Start of GIVEN RECORDS

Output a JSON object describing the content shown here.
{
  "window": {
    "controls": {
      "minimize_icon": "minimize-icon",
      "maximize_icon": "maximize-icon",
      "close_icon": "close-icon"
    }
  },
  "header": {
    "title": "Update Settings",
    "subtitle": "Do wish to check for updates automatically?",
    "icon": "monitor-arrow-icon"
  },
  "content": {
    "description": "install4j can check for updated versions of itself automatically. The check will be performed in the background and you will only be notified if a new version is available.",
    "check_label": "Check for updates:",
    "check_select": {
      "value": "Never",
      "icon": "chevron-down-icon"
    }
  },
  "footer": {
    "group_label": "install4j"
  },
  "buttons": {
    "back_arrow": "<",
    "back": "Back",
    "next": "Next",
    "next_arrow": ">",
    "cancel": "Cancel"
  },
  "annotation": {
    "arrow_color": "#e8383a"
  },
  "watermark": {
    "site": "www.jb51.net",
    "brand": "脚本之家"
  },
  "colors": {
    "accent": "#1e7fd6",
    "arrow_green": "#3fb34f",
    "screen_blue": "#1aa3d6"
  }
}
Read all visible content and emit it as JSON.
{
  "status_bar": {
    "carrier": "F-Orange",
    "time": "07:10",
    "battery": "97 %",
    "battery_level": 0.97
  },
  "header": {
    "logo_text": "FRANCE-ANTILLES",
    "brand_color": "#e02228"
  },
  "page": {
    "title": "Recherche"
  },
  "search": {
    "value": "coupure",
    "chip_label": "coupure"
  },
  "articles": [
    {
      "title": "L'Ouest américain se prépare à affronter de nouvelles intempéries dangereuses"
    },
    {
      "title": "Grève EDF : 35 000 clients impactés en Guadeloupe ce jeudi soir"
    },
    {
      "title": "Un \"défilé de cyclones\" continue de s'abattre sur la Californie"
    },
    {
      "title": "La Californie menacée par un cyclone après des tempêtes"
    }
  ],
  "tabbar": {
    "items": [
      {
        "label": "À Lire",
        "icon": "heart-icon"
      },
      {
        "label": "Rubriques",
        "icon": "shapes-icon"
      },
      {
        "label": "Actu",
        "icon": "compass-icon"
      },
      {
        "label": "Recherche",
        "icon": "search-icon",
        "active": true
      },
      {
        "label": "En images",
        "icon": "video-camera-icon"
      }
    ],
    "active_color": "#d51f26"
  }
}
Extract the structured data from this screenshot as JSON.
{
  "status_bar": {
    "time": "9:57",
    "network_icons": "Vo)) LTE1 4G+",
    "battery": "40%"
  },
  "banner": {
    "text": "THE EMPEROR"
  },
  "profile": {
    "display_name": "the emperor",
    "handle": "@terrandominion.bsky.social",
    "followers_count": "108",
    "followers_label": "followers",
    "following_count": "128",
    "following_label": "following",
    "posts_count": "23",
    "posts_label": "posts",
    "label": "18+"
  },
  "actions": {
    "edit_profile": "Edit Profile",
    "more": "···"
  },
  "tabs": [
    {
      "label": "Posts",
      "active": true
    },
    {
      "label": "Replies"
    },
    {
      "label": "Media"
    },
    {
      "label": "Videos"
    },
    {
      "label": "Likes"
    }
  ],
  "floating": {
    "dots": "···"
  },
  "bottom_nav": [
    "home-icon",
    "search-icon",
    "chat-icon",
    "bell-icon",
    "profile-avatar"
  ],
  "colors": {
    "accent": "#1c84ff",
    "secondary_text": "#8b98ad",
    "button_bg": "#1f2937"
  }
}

End of GIVEN RECORDS

TASK TO CARRY OUT: Return exactly, and only, the line containing "Extract the structured" and every line after it through the end of the material.

EXERCISE ANSWER:
Extract the structured data from this screenshot as JSON.
{
  "status_bar": {
    "time": "9:57",
    "network_icons": "Vo)) LTE1 4G+",
    "battery": "40%"
  },
  "banner": {
    "text": "THE EMPEROR"
  },
  "profile": {
    "display_name": "the emperor",
    "handle": "@terrandominion.bsky.social",
    "followers_count": "108",
    "followers_label": "followers",
    "following_count": "128",
    "following_label": "following",
    "posts_count": "23",
    "posts_label": "posts",
    "label": "18+"
  },
  "actions": {
    "edit_profile": "Edit Profile",
    "more": "···"
  },
  "tabs": [
    {
      "label": "Posts",
      "active": true
    },
    {
      "label": "Replies"
    },
    {
      "label": "Media"
    },
    {
      "label": "Videos"
    },
    {
      "label": "Likes"
    }
  ],
  "floating": {
    "dots": "···"
  },
  "bottom_nav": [
    "home-icon",
    "search-icon",
    "chat-icon",
    "bell-icon",
    "profile-avatar"
  ],
  "colors": {
    "accent": "#1c84ff",
    "secondary_text": "#8b98ad",
    "button_bg": "#1f2937"
  }
}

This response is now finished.